__Listed entries__
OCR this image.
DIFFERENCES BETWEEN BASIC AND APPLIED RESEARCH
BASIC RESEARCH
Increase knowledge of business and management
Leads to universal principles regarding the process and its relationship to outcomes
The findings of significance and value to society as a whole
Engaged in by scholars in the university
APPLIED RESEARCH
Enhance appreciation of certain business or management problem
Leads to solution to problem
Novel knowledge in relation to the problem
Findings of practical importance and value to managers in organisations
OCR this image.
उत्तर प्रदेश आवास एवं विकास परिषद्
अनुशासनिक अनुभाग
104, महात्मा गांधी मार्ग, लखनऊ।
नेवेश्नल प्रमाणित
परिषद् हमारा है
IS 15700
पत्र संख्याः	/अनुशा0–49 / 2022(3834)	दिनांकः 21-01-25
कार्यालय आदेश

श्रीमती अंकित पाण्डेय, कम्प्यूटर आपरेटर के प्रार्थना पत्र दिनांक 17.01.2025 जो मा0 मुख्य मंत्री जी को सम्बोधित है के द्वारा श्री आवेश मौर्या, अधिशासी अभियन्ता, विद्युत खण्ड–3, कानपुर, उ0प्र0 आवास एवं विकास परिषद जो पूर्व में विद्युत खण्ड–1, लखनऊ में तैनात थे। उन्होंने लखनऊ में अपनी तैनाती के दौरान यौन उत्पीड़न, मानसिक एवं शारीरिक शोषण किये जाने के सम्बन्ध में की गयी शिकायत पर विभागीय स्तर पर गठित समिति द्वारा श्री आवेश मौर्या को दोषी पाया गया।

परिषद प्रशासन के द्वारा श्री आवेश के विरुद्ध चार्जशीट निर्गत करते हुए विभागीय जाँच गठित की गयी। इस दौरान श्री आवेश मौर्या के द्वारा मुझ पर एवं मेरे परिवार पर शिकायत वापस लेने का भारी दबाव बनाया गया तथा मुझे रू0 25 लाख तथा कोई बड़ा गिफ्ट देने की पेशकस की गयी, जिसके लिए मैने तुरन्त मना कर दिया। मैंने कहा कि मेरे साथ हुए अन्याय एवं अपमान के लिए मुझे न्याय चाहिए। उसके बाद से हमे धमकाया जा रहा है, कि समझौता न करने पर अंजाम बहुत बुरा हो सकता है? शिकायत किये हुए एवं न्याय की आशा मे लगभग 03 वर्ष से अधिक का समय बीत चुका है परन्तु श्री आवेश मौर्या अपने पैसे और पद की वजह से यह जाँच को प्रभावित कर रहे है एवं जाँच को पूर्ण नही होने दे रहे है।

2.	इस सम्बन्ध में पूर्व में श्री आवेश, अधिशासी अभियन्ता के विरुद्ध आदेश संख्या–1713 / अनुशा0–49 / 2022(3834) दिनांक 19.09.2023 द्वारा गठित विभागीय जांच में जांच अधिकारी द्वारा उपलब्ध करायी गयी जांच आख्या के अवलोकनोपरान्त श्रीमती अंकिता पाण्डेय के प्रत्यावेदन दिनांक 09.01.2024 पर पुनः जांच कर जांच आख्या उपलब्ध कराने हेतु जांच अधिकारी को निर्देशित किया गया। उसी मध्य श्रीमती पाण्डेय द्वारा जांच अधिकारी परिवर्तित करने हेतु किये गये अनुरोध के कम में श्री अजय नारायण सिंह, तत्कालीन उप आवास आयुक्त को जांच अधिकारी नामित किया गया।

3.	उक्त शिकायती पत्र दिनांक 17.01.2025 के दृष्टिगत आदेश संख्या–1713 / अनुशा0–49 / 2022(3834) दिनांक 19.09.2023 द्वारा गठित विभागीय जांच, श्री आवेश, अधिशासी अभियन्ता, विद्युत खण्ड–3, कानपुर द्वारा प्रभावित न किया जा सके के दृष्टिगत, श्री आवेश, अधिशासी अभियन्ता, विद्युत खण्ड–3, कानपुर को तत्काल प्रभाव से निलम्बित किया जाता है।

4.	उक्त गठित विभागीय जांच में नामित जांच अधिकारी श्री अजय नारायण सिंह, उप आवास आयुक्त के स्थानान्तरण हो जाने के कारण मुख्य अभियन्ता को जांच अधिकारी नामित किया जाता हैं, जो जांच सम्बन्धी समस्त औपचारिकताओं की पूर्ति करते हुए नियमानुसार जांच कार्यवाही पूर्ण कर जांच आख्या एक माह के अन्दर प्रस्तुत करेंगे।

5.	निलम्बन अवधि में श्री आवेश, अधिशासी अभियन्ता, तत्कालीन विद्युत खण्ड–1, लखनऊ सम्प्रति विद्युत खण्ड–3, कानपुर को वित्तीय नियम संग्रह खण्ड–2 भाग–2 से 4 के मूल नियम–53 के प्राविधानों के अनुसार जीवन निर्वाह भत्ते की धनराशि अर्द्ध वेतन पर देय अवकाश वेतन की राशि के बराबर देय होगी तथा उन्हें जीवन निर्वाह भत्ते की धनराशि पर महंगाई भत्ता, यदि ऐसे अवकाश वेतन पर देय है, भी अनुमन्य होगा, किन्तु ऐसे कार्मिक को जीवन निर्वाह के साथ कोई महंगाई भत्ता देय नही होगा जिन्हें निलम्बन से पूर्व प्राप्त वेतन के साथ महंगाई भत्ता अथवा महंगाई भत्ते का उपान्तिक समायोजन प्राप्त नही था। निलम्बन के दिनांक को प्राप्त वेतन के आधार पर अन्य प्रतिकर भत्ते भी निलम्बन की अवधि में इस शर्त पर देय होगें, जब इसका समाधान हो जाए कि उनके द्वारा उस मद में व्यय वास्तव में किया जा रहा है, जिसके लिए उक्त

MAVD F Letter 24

__What to produce__
Copy all the entries verbatim.

__Task output__
OCR this image.
DIFFERENCES BETWEEN BASIC AND APPLIED RESEARCH
BASIC RESEARCH
Increase knowledge of business and management
Leads to universal principles regarding the process and its relationship to outcomes
The findings of significance and value to society as a whole
Engaged in by scholars in the university
APPLIED RESEARCH
Enhance appreciation of certain business or management problem
Leads to solution to problem
Novel knowledge in relation to the problem
Findings of practical importance and value to managers in organisations
OCR this image.
उत्तर प्रदेश आवास एवं विकास परिषद्
अनुशासनिक अनुभाग
104, महात्मा गांधी मार्ग, लखनऊ।
नेवेश्नल प्रमाणित
परिषद् हमारा है
IS 15700
पत्र संख्याः	/अनुशा0–49 / 2022(3834)	दिनांकः 21-01-25
कार्यालय आदेश

श्रीमती अंकित पाण्डेय, कम्प्यूटर आपरेटर के प्रार्थना पत्र दिनांक 17.01.2025 जो मा0 मुख्य मंत्री जी को सम्बोधित है के द्वारा श्री आवेश मौर्या, अधिशासी अभियन्ता, विद्युत खण्ड–3, कानपुर, उ0प्र0 आवास एवं विकास परिषद जो पूर्व में विद्युत खण्ड–1, लखनऊ में तैनात थे। उन्होंने लखनऊ में अपनी तैनाती के दौरान यौन उत्पीड़न, मानसिक एवं शारीरिक शोषण किये जाने के सम्बन्ध में की गयी शिकायत पर विभागीय स्तर पर गठित समिति द्वारा श्री आवेश मौर्या को दोषी पाया गया।

परिषद प्रशासन के द्वारा श्री आवेश के विरुद्ध चार्जशीट निर्गत करते हुए विभागीय जाँच गठित की गयी। इस दौरान श्री आवेश मौर्या के द्वारा मुझ पर एवं मेरे परिवार पर शिकायत वापस लेने का भारी दबाव बनाया गया तथा मुझे रू0 25 लाख तथा कोई बड़ा गिफ्ट देने की पेशकस की गयी, जिसके लिए मैने तुरन्त मना कर दिया। मैंने कहा कि मेरे साथ हुए अन्याय एवं अपमान के लिए मुझे न्याय चाहिए। उसके बाद से हमे धमकाया जा रहा है, कि समझौता न करने पर अंजाम बहुत बुरा हो सकता है? शिकायत किये हुए एवं न्याय की आशा मे लगभग 03 वर्ष से अधिक का समय बीत चुका है परन्तु श्री आवेश मौर्या अपने पैसे और पद की वजह से यह जाँच को प्रभावित कर रहे है एवं जाँच को पूर्ण नही होने दे रहे है।

2.	इस सम्बन्ध में पूर्व में श्री आवेश, अधिशासी अभियन्ता के विरुद्ध आदेश संख्या–1713 / अनुशा0–49 / 2022(3834) दिनांक 19.09.2023 द्वारा गठित विभागीय जांच में जांच अधिकारी द्वारा उपलब्ध करायी गयी जांच आख्या के अवलोकनोपरान्त श्रीमती अंकिता पाण्डेय के प्रत्यावेदन दिनांक 09.01.2024 पर पुनः जांच कर जांच आख्या उपलब्ध कराने हेतु जांच अधिकारी को निर्देशित किया गया। उसी मध्य श्रीमती पाण्डेय द्वारा जांच अधिकारी परिवर्तित करने हेतु किये गये अनुरोध के कम में श्री अजय नारायण सिंह, तत्कालीन उप आवास आयुक्त को जांच अधिकारी नामित किया गया।

3.	उक्त शिकायती पत्र दिनांक 17.01.2025 के दृष्टिगत आदेश संख्या–1713 / अनुशा0–49 / 2022(3834) दिनांक 19.09.2023 द्वारा गठित विभागीय जांच, श्री आवेश, अधिशासी अभियन्ता, विद्युत खण्ड–3, कानपुर द्वारा प्रभावित न किया जा सके के दृष्टिगत, श्री आवेश, अधिशासी अभियन्ता, विद्युत खण्ड–3, कानपुर को तत्काल प्रभाव से निलम्बित किया जाता है।

4.	उक्त गठित विभागीय जांच में नामित जांच अधिकारी श्री अजय नारायण सिंह, उप आवास आयुक्त के स्थानान्तरण हो जाने के कारण मुख्य अभियन्ता को जांच अधिकारी नामित किया जाता हैं, जो जांच सम्बन्धी समस्त औपचारिकताओं की पूर्ति करते हुए नियमानुसार जांच कार्यवाही पूर्ण कर जांच आख्या एक माह के अन्दर प्रस्तुत करेंगे।

5.	निलम्बन अवधि में श्री आवेश, अधिशासी अभियन्ता, तत्कालीन विद्युत खण्ड–1, लखनऊ सम्प्रति विद्युत खण्ड–3, कानपुर को वित्तीय नियम संग्रह खण्ड–2 भाग–2 से 4 के मूल नियम–53 के प्राविधानों के अनुसार जीवन निर्वाह भत्ते की धनराशि अर्द्ध वेतन पर देय अवकाश वेतन की राशि के बराबर देय होगी तथा उन्हें जीवन निर्वाह भत्ते की धनराशि पर महंगाई भत्ता, यदि ऐसे अवकाश वेतन पर देय है, भी अनुमन्य होगा, किन्तु ऐसे कार्मिक को जीवन निर्वाह के साथ कोई महंगाई भत्ता देय नही होगा जिन्हें निलम्बन से पूर्व प्राप्त वेतन के साथ महंगाई भत्ता अथवा महंगाई भत्ते का उपान्तिक समायोजन प्राप्त नही था। निलम्बन के दिनांक को प्राप्त वेतन के आधार पर अन्य प्रतिकर भत्ते भी निलम्बन की अवधि में इस शर्त पर देय होगें, जब इसका समाधान हो जाए कि उनके द्वारा उस मद में व्यय वास्तव में किया जा रहा है, जिसके लिए उक्त

MAVD F Letter 24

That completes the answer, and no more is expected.